Stored data
════
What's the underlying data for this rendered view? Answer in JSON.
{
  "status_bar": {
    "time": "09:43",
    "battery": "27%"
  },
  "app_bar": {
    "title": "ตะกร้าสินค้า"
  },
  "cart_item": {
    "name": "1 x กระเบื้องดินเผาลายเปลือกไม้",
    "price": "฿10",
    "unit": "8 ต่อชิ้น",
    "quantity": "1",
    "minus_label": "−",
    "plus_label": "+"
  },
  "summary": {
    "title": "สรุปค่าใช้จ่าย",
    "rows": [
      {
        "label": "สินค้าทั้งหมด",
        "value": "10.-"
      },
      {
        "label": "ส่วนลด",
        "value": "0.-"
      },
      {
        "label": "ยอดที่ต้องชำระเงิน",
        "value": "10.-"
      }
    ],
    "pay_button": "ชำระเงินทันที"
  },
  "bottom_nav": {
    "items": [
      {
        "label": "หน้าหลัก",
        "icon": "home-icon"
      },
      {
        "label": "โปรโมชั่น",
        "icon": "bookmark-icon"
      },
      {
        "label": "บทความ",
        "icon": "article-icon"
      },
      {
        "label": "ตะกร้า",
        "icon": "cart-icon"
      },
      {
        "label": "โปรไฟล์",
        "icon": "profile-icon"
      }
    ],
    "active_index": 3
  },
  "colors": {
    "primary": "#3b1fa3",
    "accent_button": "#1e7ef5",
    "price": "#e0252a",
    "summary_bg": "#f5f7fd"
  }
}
════
**Requirement:** Using the listing above, reproduce each line without omission.

**Expected answer:**
What's the underlying data for this rendered view? Answer in JSON.
{
  "status_bar": {
    "time": "09:43",
    "battery": "27%"
  },
  "app_bar": {
    "title": "ตะกร้าสินค้า"
  },
  "cart_item": {
    "name": "1 x กระเบื้องดินเผาลายเปลือกไม้",
    "price": "฿10",
    "unit": "8 ต่อชิ้น",
    "quantity": "1",
    "minus_label": "−",
    "plus_label": "+"
  },
  "summary": {
    "title": "สรุปค่าใช้จ่าย",
    "rows": [
      {
        "label": "สินค้าทั้งหมด",
        "value": "10.-"
      },
      {
        "label": "ส่วนลด",
        "value": "0.-"
      },
      {
        "label": "ยอดที่ต้องชำระเงิน",
        "value": "10.-"
      }
    ],
    "pay_button": "ชำระเงินทันที"
  },
  "bottom_nav": {
    "items": [
      {
        "label": "หน้าหลัก",
        "icon": "home-icon"
      },
      {
        "label": "โปรโมชั่น",
        "icon": "bookmark-icon"
      },
      {
        "label": "บทความ",
        "icon": "article-icon"
      },
      {
        "label": "ตะกร้า",
        "icon": "cart-icon"
      },
      {
        "label": "โปรไฟล์",
        "icon": "profile-icon"
      }
    ],
    "active_index": 3
  },
  "colors": {
    "primary": "#3b1fa3",
    "accent_button": "#1e7ef5",
    "price": "#e0252a",
    "summary_bg": "#f5f7fd"
  }
}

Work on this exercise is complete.